■ Exercise description:
Copy the data exactly; pictures stay out of the copy.

(Figure contents as structured data)

-=-=-=-=-

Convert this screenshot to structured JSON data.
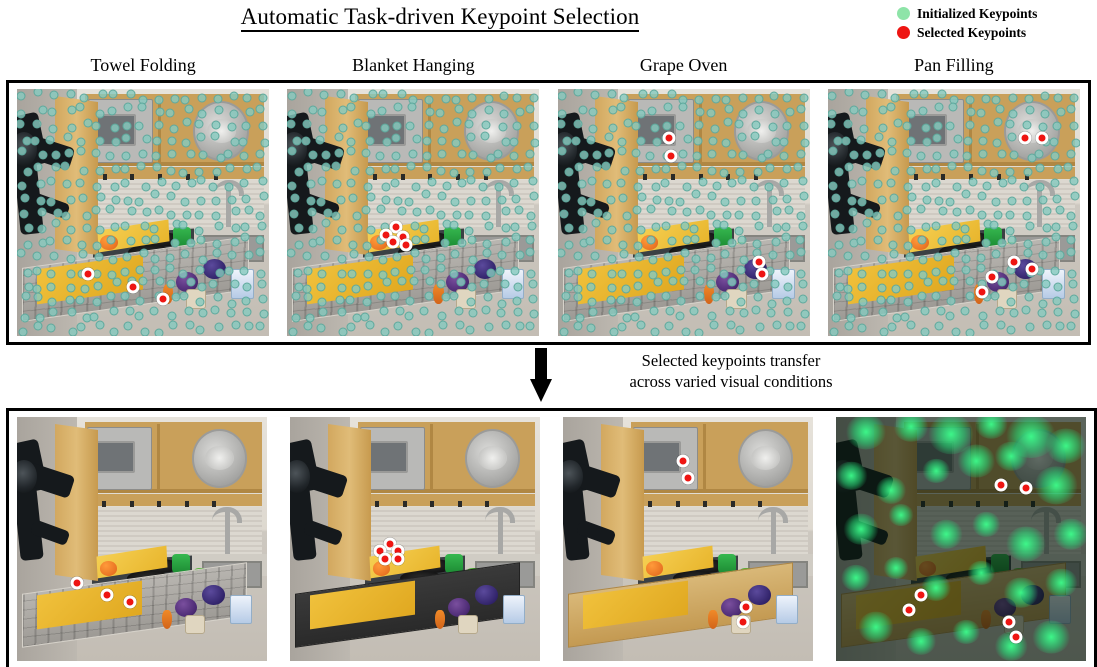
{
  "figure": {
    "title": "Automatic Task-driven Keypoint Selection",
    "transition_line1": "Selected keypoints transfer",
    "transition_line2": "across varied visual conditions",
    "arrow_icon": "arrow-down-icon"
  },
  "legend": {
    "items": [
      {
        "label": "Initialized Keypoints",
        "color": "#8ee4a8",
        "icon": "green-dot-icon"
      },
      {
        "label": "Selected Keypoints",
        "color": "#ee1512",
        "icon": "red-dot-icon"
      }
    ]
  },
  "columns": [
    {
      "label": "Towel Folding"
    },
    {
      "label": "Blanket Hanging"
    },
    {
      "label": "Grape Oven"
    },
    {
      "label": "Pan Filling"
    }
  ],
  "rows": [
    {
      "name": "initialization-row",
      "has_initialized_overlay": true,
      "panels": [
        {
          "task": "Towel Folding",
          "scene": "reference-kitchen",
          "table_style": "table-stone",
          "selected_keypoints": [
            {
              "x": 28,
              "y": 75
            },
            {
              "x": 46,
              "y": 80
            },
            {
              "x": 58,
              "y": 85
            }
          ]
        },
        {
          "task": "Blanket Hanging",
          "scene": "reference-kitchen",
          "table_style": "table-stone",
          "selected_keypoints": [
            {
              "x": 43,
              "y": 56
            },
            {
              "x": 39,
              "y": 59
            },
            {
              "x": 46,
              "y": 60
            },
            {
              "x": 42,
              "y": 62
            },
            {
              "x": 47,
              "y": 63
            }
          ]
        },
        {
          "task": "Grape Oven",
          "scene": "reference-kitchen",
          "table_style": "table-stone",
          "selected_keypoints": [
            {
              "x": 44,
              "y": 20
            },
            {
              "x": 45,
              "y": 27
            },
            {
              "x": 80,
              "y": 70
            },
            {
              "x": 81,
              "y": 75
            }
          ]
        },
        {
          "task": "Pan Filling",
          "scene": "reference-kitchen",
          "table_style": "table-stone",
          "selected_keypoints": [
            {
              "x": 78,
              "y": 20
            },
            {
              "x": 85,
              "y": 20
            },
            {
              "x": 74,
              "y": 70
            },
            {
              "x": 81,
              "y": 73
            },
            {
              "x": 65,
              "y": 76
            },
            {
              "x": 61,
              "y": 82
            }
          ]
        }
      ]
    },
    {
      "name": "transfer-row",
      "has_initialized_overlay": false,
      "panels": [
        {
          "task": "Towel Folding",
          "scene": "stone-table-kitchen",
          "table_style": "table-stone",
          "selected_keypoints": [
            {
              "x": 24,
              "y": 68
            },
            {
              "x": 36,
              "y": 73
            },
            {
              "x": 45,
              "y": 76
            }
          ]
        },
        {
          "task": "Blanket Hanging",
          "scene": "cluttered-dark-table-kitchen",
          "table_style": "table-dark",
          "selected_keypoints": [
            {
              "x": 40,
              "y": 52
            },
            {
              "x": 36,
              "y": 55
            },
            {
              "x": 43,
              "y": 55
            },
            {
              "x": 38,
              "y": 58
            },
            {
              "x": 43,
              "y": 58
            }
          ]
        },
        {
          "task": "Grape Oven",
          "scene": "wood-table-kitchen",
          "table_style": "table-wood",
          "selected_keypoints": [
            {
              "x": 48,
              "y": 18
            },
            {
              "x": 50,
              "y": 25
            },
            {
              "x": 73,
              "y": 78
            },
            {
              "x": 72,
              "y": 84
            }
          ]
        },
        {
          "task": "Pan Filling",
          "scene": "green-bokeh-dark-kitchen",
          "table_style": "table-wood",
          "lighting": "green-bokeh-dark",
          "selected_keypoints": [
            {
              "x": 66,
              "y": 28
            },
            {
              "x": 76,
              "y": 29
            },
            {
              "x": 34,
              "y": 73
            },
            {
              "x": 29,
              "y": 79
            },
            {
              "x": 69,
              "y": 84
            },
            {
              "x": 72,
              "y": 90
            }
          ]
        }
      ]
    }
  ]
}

-=-=-=-=-

■ Task response:
Convert this screenshot to structured JSON data.
{
  "figure": {
    "title": "Automatic Task-driven Keypoint Selection",
    "transition_line1": "Selected keypoints transfer",
    "transition_line2": "across varied visual conditions",
    "arrow_icon": "arrow-down-icon"
  },
  "legend": {
    "items": [
      {
        "label": "Initialized Keypoints",
        "color": "#8ee4a8",
        "icon": "green-dot-icon"
      },
      {
        "label": "Selected Keypoints",
        "color": "#ee1512",
        "icon": "red-dot-icon"
      }
    ]
  },
  "columns": [
    {
      "label": "Towel Folding"
    },
    {
      "label": "Blanket Hanging"
    },
    {
      "label": "Grape Oven"
    },
    {
      "label": "Pan Filling"
    }
  ],
  "rows": [
    {
      "name": "initialization-row",
      "has_initialized_overlay": true,
      "panels": [
        {
          "task": "Towel Folding",
          "scene": "reference-kitchen",
          "table_style": "table-stone",
          "selected_keypoints": [
            {
              "x": 28,
              "y": 75
            },
            {
              "x": 46,
              "y": 80
            },
            {
              "x": 58,
              "y": 85
            }
          ]
        },
        {
          "task": "Blanket Hanging",
          "scene": "reference-kitchen",
          "table_style": "table-stone",
          "selected_keypoints": [
            {
              "x": 43,
              "y": 56
            },
            {
              "x": 39,
              "y": 59
            },
            {
              "x": 46,
              "y": 60
            },
            {
              "x": 42,
              "y": 62
            },
            {
              "x": 47,
              "y": 63
            }
          ]
        },
        {
          "task": "Grape Oven",
          "scene": "reference-kitchen",
          "table_style": "table-stone",
          "selected_keypoints": [
            {
              "x": 44,
              "y": 20
            },
            {
              "x": 45,
              "y": 27
            },
            {
              "x": 80,
              "y": 70
            },
            {
              "x": 81,
              "y": 75
            }
          ]
        },
        {
          "task": "Pan Filling",
          "scene": "reference-kitchen",
          "table_style": "table-stone",
          "selected_keypoints": [
            {
              "x": 78,
              "y": 20
            },
            {
              "x": 85,
              "y": 20
            },
            {
              "x": 74,
              "y": 70
            },
            {
              "x": 81,
              "y": 73
            },
            {
              "x": 65,
              "y": 76
            },
            {
              "x": 61,
              "y": 82
            }
          ]
        }
      ]
    },
    {
      "name": "transfer-row",
      "has_initialized_overlay": false,
      "panels": [
        {
          "task": "Towel Folding",
          "scene": "stone-table-kitchen",
          "table_style": "table-stone",
          "selected_keypoints": [
            {
              "x": 24,
              "y": 68
            },
            {
              "x": 36,
              "y": 73
            },
            {
              "x": 45,
              "y": 76
            }
          ]
        },
        {
          "task": "Blanket Hanging",
          "scene": "cluttered-dark-table-kitchen",
          "table_style": "table-dark",
          "selected_keypoints": [
            {
              "x": 40,
              "y": 52
            },
            {
              "x": 36,
              "y": 55
            },
            {
              "x": 43,
              "y": 55
            },
            {
              "x": 38,
              "y": 58
            },
            {
              "x": 43,
              "y": 58
            }
          ]
        },
        {
          "task": "Grape Oven",
          "scene": "wood-table-kitchen",
          "table_style": "table-wood",
          "selected_keypoints": [
            {
              "x": 48,
              "y": 18
            },
            {
              "x": 50,
              "y": 25
            },
            {
              "x": 73,
              "y": 78
            },
            {
              "x": 72,
              "y": 84
            }
          ]
        },
        {
          "task": "Pan Filling",
          "scene": "green-bokeh-dark-kitchen",
          "table_style": "table-wood",
          "lighting": "green-bokeh-dark",
          "selected_keypoints": [
            {
              "x": 66,
              "y": 28
            },
            {
              "x": 76,
              "y": 29
            },
            {
              "x": 34,
              "y": 73
            },
            {
              "x": 29,
              "y": 79
            },
            {
              "x": 69,
              "y": 84
            },
            {
              "x": 72,
              "y": 90
            }
          ]
        }
      ]
    }
  ]
}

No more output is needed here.